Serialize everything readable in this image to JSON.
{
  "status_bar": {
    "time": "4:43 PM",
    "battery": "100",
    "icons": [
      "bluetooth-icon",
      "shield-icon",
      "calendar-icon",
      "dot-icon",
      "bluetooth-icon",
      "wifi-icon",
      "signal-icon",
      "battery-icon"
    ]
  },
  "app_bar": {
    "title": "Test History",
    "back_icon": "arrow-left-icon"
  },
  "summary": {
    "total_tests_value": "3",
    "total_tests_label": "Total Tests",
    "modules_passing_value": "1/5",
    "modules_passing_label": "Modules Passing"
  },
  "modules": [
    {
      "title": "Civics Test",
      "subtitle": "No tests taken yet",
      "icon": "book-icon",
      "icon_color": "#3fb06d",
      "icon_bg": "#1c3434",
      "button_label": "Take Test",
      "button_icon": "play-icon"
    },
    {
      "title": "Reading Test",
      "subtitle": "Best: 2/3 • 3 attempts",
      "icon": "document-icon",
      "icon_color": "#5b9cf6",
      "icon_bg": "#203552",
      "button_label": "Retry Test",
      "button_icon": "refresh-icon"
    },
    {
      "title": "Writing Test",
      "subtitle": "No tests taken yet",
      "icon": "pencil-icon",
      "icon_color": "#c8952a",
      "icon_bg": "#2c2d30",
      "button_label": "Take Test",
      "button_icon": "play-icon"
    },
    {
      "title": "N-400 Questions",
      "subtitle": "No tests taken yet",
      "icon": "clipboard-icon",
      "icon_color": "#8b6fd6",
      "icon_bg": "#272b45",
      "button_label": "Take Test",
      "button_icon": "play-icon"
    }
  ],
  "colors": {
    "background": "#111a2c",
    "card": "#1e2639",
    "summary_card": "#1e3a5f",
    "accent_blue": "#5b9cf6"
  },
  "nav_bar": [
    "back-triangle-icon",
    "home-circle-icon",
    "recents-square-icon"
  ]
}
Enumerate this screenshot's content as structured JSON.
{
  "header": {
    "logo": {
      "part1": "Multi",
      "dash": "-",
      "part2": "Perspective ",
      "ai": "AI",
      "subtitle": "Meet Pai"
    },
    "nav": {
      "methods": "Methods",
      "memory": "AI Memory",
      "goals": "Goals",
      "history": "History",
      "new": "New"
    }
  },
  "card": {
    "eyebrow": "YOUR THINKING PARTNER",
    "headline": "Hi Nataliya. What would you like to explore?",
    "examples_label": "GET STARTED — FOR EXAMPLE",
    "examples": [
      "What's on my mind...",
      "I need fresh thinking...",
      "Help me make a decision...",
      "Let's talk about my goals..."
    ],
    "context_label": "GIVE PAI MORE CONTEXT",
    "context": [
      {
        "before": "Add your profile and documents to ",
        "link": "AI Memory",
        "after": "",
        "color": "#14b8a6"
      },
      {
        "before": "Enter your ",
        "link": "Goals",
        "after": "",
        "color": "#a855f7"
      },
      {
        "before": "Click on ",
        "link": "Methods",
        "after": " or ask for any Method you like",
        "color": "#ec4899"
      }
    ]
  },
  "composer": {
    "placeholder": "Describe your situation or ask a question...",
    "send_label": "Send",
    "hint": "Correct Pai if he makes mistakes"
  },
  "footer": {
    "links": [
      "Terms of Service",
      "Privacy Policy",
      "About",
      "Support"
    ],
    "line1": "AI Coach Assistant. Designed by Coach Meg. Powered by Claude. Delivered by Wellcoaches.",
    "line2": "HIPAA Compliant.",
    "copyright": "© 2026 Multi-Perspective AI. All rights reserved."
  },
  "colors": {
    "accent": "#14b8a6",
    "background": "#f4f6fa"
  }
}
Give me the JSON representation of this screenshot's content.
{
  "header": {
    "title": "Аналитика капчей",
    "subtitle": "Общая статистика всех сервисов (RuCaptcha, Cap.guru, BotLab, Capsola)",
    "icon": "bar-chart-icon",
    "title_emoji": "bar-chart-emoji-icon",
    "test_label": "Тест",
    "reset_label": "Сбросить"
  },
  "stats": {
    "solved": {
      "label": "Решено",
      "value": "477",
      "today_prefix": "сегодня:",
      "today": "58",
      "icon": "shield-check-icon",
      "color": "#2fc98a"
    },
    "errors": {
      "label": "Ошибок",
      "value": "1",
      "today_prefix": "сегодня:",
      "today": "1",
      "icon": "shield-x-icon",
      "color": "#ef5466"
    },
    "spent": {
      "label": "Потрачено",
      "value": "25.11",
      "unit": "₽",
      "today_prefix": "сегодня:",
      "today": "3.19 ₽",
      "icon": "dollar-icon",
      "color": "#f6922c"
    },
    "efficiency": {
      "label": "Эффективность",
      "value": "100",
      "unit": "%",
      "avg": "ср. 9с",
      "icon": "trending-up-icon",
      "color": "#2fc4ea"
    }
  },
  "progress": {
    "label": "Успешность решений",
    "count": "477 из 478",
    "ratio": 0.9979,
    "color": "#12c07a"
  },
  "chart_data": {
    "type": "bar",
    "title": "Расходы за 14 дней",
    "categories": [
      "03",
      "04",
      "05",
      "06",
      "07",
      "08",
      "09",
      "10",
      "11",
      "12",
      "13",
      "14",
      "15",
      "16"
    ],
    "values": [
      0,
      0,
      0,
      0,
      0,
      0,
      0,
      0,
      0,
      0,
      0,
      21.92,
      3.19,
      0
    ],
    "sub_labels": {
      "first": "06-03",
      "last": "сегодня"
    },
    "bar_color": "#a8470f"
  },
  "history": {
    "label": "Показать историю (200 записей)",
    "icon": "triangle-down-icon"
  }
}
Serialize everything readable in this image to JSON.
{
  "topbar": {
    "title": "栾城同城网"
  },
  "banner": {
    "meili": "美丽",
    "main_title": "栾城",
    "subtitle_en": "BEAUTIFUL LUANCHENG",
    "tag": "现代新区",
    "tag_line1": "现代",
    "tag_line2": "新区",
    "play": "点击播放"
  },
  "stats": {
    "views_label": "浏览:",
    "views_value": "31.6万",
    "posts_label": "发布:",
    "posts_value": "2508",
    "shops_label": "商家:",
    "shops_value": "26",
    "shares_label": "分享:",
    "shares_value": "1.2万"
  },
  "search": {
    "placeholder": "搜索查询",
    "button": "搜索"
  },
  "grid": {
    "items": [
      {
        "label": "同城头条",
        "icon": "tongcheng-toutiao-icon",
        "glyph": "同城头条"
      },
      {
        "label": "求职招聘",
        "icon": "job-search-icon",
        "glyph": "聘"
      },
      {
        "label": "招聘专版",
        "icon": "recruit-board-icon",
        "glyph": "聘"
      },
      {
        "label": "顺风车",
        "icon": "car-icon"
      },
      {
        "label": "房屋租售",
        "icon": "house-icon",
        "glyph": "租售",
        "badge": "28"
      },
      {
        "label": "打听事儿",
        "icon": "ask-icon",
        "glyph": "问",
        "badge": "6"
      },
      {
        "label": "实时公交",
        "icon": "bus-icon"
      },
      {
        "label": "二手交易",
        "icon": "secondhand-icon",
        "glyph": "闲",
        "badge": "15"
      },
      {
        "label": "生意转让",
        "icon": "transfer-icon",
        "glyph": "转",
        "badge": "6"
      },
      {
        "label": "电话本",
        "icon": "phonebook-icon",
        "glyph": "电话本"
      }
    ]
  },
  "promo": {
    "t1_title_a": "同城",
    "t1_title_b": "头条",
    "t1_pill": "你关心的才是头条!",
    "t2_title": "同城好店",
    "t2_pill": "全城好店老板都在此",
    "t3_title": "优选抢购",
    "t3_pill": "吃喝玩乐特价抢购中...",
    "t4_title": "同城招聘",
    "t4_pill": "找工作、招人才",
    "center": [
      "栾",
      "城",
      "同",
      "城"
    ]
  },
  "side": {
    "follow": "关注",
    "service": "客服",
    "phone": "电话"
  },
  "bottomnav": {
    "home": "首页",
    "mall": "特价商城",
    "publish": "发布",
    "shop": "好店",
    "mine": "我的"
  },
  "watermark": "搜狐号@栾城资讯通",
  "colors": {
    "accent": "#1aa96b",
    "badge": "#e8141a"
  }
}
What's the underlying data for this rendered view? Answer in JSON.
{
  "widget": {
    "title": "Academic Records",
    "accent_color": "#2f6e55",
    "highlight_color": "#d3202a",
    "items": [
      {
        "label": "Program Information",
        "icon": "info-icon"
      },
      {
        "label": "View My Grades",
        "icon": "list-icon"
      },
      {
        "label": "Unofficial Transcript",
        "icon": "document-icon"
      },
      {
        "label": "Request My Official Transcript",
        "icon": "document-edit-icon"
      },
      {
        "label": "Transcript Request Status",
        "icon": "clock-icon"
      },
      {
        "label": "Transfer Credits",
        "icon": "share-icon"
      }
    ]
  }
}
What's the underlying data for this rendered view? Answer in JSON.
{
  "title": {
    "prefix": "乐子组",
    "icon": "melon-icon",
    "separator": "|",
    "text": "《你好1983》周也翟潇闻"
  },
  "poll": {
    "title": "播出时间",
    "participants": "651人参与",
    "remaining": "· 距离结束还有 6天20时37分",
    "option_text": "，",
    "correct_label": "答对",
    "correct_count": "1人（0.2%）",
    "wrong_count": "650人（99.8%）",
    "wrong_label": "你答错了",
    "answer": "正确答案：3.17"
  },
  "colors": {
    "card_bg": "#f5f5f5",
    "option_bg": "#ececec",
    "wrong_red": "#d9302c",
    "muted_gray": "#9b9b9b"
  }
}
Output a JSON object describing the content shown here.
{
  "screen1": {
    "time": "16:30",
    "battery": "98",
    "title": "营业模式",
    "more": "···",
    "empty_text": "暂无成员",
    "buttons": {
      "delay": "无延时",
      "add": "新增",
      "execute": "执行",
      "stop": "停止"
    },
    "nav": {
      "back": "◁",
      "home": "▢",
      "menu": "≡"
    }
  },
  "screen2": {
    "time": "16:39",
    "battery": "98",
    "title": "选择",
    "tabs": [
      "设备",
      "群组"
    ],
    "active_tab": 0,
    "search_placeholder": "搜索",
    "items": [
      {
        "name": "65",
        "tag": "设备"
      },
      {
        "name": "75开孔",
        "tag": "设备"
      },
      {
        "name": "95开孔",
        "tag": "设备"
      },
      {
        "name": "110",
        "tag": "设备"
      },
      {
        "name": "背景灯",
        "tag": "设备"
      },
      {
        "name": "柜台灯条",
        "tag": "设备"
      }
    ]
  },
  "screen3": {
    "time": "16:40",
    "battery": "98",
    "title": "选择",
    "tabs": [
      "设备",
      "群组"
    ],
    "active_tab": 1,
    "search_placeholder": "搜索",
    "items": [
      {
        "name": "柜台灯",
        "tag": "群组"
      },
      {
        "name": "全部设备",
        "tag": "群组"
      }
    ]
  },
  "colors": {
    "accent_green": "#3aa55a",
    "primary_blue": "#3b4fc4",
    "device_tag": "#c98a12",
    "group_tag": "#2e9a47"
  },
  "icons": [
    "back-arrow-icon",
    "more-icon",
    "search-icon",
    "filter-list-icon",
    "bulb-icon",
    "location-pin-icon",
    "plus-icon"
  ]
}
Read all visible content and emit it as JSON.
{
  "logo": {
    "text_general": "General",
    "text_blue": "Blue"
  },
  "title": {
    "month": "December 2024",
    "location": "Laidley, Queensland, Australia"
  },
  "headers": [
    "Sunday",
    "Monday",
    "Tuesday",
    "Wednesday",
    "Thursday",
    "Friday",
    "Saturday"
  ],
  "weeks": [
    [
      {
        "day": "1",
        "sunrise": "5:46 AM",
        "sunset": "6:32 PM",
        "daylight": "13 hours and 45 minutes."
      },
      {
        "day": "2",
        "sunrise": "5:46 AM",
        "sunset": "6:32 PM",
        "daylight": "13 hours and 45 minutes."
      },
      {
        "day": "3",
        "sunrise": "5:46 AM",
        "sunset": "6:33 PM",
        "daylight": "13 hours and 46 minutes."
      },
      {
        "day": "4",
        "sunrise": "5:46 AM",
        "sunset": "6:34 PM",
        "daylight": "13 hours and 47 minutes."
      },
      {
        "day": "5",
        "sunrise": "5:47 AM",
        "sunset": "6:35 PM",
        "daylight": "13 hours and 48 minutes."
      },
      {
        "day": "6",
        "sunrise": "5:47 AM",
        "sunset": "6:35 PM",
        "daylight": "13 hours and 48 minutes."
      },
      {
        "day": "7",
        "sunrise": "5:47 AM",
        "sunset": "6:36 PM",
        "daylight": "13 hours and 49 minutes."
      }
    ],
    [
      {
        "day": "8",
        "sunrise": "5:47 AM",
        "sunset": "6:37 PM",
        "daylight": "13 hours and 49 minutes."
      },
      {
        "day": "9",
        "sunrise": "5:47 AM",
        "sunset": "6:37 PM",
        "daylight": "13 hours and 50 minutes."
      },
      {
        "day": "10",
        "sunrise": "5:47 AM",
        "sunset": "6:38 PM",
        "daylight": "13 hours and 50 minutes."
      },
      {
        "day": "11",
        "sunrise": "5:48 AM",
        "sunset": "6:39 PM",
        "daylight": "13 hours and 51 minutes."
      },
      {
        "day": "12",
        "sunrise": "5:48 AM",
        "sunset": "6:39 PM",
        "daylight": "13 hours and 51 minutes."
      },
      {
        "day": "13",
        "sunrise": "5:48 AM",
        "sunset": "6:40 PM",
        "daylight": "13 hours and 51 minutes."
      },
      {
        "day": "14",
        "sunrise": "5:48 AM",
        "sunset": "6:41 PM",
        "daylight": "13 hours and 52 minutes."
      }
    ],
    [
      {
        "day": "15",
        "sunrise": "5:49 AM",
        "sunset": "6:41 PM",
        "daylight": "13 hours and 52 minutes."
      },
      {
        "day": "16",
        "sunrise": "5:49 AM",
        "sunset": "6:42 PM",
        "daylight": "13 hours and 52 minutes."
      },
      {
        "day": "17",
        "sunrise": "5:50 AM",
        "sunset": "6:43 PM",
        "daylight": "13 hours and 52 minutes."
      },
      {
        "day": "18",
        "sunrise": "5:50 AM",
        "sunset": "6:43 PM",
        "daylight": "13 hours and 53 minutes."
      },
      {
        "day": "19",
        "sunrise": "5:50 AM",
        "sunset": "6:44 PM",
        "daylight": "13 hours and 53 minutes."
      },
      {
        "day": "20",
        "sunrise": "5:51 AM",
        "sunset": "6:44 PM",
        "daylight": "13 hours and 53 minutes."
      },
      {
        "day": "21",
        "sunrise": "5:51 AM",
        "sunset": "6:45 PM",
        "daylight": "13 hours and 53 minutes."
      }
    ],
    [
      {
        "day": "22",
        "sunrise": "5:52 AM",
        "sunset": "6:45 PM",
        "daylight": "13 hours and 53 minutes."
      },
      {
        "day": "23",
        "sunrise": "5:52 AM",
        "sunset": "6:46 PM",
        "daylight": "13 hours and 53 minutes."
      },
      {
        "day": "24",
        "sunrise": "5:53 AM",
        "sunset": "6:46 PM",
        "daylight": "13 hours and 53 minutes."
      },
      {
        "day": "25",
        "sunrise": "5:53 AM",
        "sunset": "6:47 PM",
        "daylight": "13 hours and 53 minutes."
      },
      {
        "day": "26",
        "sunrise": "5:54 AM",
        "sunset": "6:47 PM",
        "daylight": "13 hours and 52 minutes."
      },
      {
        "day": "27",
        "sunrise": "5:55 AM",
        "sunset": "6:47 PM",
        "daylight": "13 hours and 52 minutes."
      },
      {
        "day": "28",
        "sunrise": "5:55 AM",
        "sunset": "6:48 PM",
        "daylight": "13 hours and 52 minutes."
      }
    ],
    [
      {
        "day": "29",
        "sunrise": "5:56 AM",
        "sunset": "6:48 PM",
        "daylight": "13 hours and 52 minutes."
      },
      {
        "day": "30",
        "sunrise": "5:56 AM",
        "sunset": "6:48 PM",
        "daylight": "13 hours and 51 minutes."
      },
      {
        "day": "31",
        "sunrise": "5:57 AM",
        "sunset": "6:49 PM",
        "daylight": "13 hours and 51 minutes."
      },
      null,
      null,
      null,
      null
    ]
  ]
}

■ TASK
Scan the listing above for the word "glyph" and copy every line that holds it.

■ PROBLEM SOLUTION
        "glyph": "同城头条"
        "glyph": "聘"
        "glyph": "聘"
        "glyph": "租售",
        "glyph": "问",
        "glyph": "闲",
        "glyph": "转",
        "glyph": "电话本"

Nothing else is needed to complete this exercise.